Entries shown =>
━━━
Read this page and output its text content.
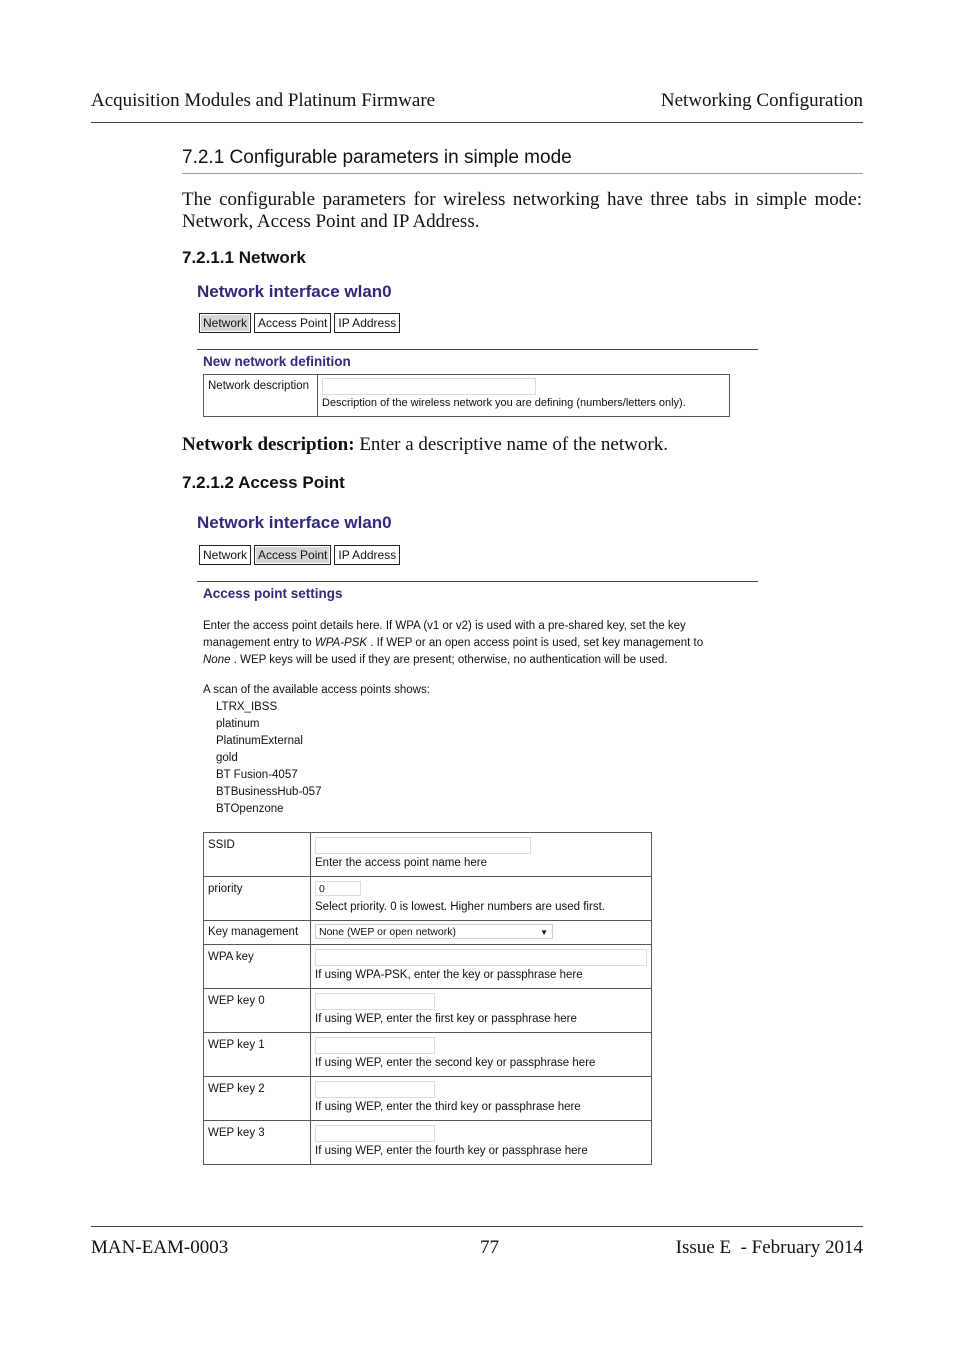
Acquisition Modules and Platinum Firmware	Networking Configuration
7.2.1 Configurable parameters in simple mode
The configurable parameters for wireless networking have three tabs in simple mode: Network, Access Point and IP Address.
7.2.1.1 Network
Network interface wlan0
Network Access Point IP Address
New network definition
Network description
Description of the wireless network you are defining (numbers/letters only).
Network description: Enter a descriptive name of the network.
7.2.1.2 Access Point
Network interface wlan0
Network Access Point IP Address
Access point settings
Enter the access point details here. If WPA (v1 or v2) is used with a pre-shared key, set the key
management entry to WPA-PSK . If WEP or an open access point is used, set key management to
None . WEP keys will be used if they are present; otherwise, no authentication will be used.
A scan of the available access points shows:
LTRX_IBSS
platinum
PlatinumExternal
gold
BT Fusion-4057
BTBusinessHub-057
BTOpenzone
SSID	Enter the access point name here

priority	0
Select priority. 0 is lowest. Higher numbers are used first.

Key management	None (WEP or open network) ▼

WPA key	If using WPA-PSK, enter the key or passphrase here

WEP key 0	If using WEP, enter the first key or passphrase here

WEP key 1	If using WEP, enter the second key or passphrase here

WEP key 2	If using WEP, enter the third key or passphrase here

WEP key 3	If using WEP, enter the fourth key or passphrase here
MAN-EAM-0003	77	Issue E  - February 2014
━━━
Goal of the exercise => Excluding the pictures, restate the records above word for word.

Exercise result =>
Read this page and output its text content.
Acquisition Modules and Platinum Firmware	Networking Configuration
7.2.1 Configurable parameters in simple mode
The configurable parameters for wireless networking have three tabs in simple mode: Network, Access Point and IP Address.
7.2.1.1 Network
Network interface wlan0
Network Access Point IP Address
New network definition
Network description
Description of the wireless network you are defining (numbers/letters only).
Network description: Enter a descriptive name of the network.
7.2.1.2 Access Point
Network interface wlan0
Network Access Point IP Address
Access point settings
Enter the access point details here. If WPA (v1 or v2) is used with a pre-shared key, set the key
management entry to WPA-PSK . If WEP or an open access point is used, set key management to
None . WEP keys will be used if they are present; otherwise, no authentication will be used.
A scan of the available access points shows:
LTRX_IBSS
platinum
PlatinumExternal
gold
BT Fusion-4057
BTBusinessHub-057
BTOpenzone
SSID	Enter the access point name here

priority	0
Select priority. 0 is lowest. Higher numbers are used first.

Key management	None (WEP or open network) ▼

WPA key	If using WPA-PSK, enter the key or passphrase here

WEP key 0	If using WEP, enter the first key or passphrase here

WEP key 1	If using WEP, enter the second key or passphrase here

WEP key 2	If using WEP, enter the third key or passphrase here

WEP key 3	If using WEP, enter the fourth key or passphrase here
MAN-EAM-0003	77	Issue E  - February 2014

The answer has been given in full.